→ **Aim of the task**:
Below are some records. How many of their lines contain the string "this"? Give the number only.

→ **Supplied information**:
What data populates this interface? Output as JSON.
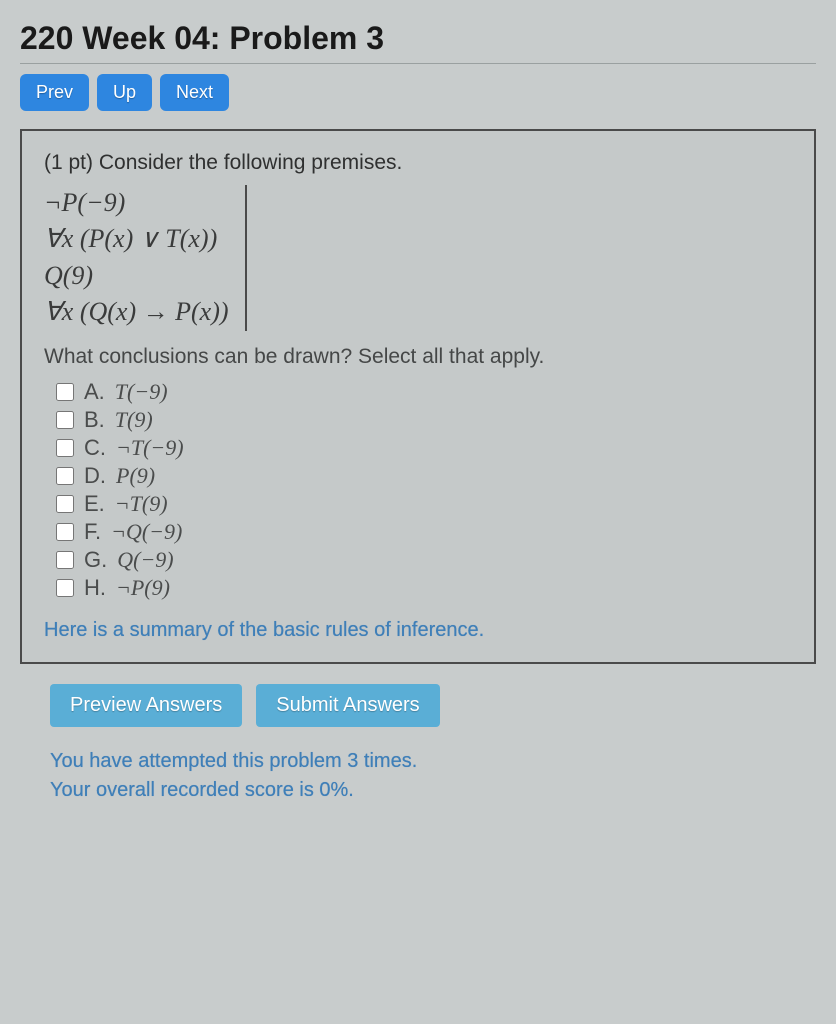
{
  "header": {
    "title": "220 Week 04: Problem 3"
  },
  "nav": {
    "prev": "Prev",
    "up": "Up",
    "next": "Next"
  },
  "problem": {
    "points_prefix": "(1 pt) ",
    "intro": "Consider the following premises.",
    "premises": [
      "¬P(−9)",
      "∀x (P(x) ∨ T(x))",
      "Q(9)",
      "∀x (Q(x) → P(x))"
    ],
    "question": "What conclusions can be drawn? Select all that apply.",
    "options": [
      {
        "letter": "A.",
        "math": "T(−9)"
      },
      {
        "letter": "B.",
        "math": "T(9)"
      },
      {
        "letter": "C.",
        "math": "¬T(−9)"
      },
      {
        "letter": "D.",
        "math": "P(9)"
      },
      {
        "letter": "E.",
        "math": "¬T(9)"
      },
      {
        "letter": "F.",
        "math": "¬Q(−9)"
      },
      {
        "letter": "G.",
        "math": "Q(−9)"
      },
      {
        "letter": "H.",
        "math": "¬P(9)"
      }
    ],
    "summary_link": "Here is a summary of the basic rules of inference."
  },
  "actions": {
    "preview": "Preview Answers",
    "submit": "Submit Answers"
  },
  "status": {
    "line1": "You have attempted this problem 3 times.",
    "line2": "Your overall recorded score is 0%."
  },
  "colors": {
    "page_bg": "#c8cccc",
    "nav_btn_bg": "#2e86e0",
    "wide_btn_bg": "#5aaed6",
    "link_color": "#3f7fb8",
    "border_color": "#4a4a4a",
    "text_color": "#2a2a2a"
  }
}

--

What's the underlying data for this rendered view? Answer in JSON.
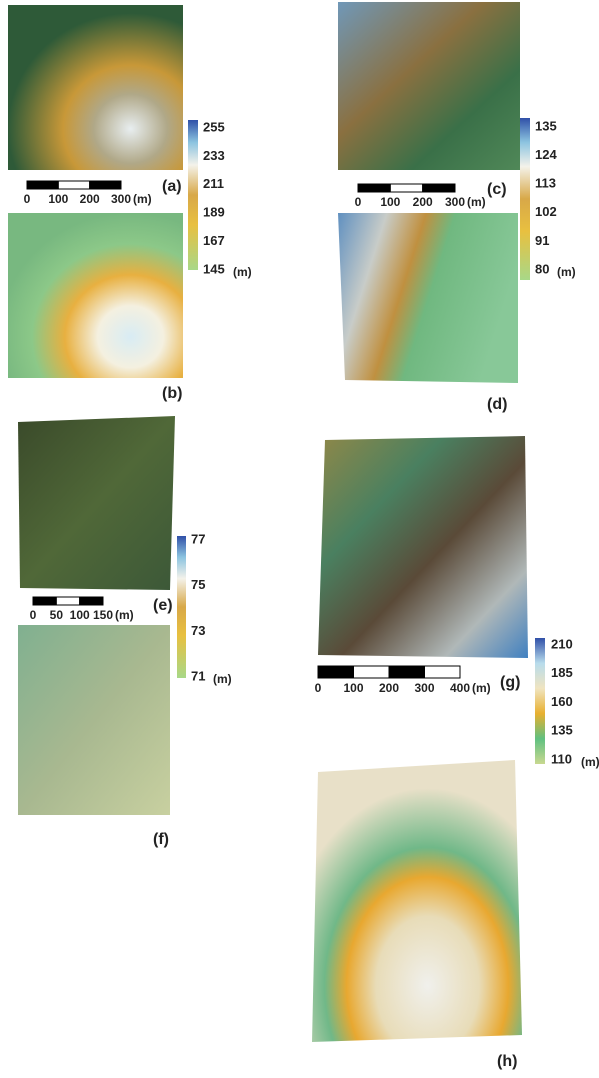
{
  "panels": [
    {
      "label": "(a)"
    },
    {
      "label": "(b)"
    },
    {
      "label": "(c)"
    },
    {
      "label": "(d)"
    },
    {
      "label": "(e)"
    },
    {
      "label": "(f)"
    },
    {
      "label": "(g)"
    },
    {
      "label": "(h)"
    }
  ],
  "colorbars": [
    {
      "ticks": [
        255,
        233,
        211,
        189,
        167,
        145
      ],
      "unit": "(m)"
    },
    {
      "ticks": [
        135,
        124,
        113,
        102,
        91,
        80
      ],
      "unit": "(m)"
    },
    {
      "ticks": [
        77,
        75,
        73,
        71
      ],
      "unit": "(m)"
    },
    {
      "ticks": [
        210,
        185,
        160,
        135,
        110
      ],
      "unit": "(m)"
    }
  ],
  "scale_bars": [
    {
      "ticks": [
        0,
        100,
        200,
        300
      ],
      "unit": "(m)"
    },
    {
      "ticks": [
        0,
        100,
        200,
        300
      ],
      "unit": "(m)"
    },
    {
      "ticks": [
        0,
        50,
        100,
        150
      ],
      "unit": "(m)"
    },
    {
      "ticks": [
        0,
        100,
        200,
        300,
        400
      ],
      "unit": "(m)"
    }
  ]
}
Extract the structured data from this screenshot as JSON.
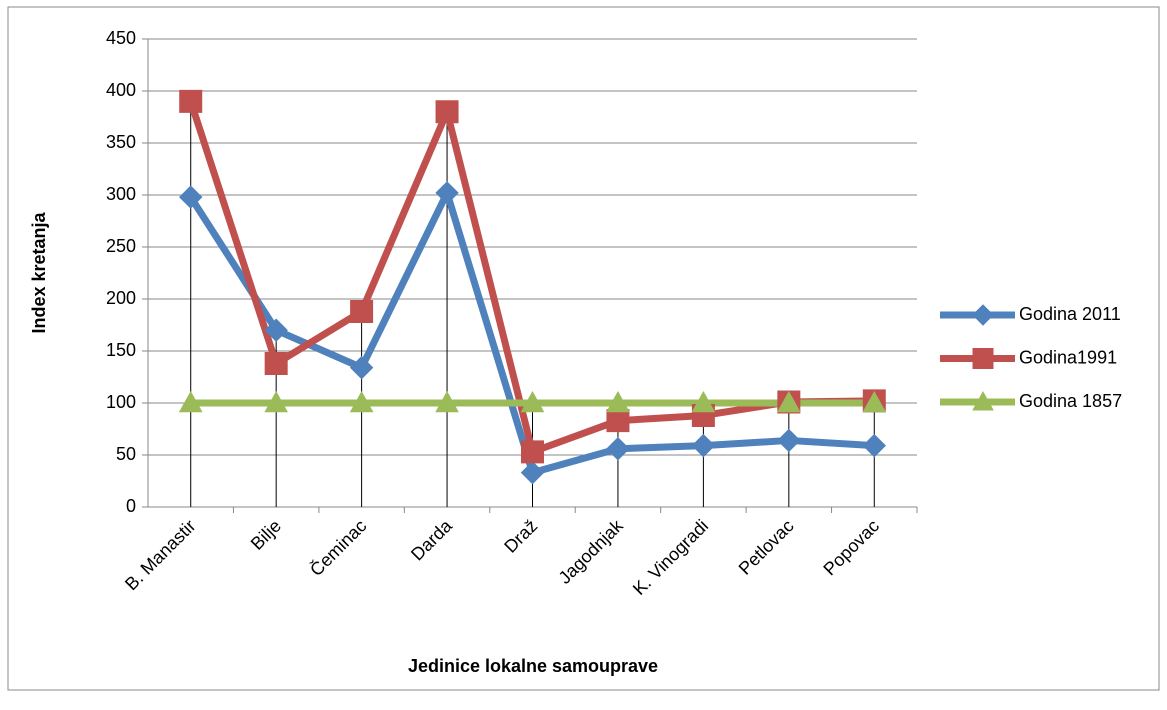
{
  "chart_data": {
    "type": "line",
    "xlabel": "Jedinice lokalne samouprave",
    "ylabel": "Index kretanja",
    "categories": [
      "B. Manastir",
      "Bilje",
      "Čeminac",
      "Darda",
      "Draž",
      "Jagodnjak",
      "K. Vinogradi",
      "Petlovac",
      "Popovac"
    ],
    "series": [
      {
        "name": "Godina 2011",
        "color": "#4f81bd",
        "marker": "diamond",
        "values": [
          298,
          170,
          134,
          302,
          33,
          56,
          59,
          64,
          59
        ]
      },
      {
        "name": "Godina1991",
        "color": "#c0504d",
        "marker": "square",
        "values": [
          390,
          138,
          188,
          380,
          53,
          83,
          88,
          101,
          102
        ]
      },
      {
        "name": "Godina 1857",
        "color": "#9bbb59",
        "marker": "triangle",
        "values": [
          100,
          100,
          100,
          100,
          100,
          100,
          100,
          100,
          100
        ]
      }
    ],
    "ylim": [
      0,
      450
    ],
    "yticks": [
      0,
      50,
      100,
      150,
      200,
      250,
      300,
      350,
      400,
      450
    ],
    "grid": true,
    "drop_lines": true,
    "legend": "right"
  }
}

→ **Response**:
4